| Page extract |
------------------------------------------------------------

Route Progress Algorithm

Updated: As of 12/2/2022

This is incomplete, but it’s the basic framework for determining a bus’s progress along a route. The calculation is performed with the assumption that the bus is near a valid route at all times:

1. Find the route closest to the bus

1. Iterate over all routes from route_1, route_2, ... route_n. (As of 12/6/2022 there are only two routes: West Route, North Route).
2. Use Turf.js, LineString, to find the closest coordinate along route_m. Note that this closest coordinate may not be a rtept along the route, but instead a coordinate along the LineString from each rtept to the next rtept along route_m.
   • For example in Public > routes-data > fall22.gpx we have:

          <name>West Route</name>
          <cmt>Blue</cmt>
          <rtept lat="42.730777" lon="-73.677212"></rtept>
          <rtept lat="42.727822" lon="-73.678042"></rtept>
          ...

------------------------------------------------------------

| Stated exercise 1 |
Set out the rows as a numbered list, starting at the row that contains "take-photo-label: Take Photo" and ending at the row that contains "leaf-icon [29, 22, 41, 39]", and leave out any blank lines.
The rows have nothing to do with the route progress text.

------------------------------------------------------------

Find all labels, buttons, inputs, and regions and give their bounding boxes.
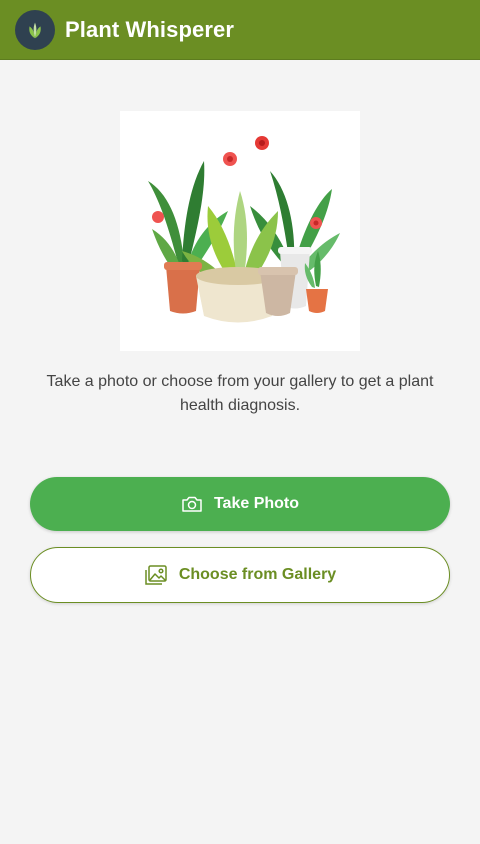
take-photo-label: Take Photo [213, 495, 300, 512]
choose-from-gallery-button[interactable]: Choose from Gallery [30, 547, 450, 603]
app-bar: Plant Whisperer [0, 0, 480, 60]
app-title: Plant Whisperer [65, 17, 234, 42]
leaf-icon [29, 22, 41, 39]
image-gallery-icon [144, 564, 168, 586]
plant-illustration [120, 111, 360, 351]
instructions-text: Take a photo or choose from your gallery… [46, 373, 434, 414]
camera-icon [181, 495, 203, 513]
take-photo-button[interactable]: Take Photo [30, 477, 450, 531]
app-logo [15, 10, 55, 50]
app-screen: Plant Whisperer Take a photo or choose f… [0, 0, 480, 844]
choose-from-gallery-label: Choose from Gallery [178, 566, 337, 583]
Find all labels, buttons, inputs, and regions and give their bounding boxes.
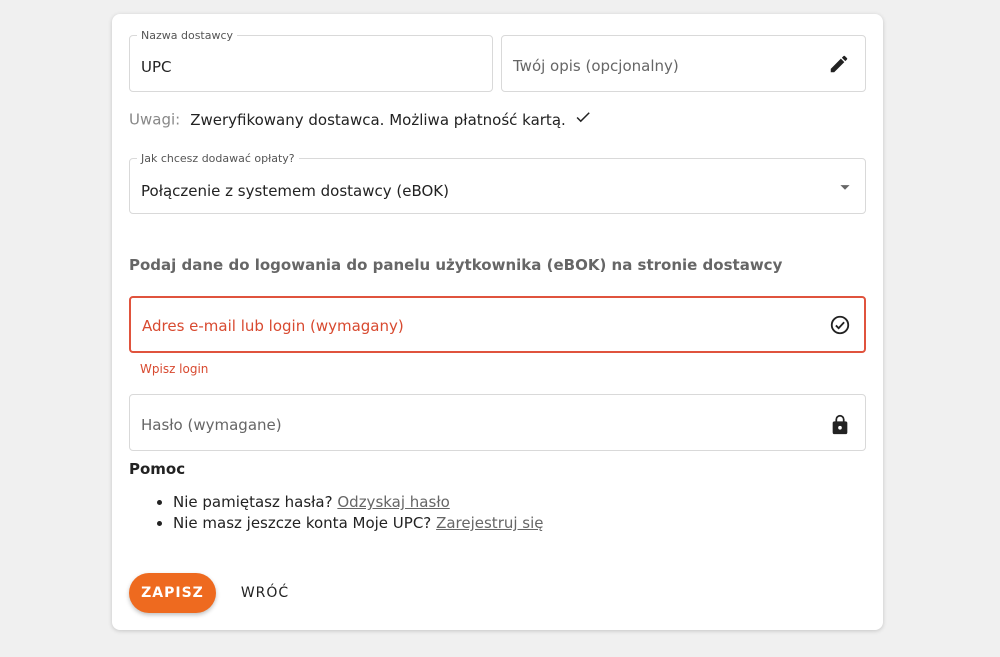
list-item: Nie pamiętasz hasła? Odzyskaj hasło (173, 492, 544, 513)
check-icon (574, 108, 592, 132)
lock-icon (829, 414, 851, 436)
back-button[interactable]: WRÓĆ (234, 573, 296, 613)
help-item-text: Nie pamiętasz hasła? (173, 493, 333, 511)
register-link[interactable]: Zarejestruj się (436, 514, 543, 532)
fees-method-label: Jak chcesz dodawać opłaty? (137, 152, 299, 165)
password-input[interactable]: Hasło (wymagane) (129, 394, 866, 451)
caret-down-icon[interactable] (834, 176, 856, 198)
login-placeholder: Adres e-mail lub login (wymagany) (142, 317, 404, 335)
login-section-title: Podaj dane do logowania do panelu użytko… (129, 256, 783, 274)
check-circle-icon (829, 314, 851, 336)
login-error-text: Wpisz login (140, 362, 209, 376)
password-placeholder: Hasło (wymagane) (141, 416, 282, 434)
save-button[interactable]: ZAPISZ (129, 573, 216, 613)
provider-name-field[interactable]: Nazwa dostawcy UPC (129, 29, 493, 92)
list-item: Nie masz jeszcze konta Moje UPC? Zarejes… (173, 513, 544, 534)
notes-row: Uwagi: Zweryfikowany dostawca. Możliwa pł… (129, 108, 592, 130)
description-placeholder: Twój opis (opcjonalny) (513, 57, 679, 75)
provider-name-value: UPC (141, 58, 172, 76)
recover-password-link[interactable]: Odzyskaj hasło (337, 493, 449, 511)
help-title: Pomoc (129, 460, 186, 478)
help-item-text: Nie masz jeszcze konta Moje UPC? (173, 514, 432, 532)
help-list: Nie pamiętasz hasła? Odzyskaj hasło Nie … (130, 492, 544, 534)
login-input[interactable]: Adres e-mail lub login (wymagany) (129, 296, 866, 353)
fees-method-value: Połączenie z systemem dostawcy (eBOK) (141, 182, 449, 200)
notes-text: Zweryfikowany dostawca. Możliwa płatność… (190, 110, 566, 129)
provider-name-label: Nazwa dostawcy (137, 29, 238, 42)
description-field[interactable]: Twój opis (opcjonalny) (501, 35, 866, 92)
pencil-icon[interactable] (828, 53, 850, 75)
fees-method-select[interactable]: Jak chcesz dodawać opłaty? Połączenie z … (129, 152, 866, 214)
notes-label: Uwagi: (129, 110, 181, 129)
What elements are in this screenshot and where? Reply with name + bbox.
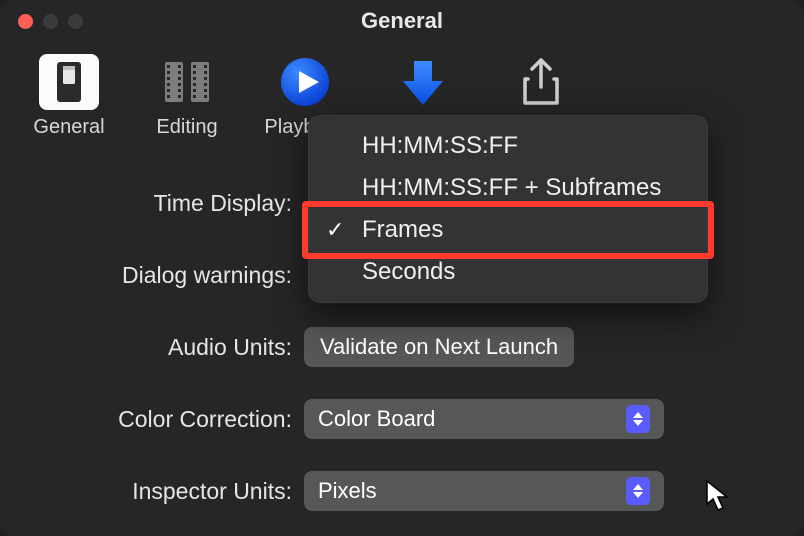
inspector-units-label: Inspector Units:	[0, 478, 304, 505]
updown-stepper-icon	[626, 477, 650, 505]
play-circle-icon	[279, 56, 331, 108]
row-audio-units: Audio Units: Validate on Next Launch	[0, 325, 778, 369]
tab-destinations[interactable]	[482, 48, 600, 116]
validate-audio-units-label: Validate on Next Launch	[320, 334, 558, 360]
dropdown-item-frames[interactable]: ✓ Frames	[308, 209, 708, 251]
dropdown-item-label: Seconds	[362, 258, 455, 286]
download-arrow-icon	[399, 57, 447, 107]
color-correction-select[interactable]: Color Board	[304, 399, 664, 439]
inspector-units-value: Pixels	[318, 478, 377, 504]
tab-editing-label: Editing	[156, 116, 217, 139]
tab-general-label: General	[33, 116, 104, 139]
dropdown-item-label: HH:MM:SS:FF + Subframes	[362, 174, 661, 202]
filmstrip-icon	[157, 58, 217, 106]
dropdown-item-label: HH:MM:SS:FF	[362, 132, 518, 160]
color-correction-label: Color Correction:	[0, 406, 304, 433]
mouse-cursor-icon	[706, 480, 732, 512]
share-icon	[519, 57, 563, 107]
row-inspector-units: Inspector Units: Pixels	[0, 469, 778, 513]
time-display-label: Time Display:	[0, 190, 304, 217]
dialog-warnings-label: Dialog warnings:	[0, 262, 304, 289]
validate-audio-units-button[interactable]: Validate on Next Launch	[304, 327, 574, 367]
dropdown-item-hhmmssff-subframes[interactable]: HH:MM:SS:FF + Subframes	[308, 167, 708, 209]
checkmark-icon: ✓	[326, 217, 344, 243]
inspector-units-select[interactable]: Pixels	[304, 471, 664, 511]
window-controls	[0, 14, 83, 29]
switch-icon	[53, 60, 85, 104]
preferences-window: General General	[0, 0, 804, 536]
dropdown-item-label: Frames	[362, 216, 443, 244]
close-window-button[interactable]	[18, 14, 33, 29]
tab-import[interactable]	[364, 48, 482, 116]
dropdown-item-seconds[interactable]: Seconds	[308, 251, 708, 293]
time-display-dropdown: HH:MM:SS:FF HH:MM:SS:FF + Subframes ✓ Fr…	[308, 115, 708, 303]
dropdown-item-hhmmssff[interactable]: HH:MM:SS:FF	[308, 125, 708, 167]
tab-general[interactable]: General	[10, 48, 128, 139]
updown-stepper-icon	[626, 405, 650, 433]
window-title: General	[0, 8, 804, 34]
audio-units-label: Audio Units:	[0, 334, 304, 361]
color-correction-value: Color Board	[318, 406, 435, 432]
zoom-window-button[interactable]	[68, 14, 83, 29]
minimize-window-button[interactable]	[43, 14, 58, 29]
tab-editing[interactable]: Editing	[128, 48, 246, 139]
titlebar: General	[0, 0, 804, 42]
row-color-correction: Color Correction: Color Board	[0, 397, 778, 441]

------------------------------------------------------------

| Stated exercise 2 |
According to the route progress text, which two routes existed as of 12/6/2022?

| Task solution 1 |
1. take-photo-label: Take Photo [213, 495, 300, 512]
2. choose-from-gallery-button[interactable]: Choose from Gallery [30, 547, 450, 603]
3. app-bar: Plant Whisperer [0, 0, 480, 60]
4. app-title: Plant Whisperer [65, 17, 234, 42]
5. leaf-icon [29, 22, 41, 39]

| Task solution 2 |
West Route and North Route.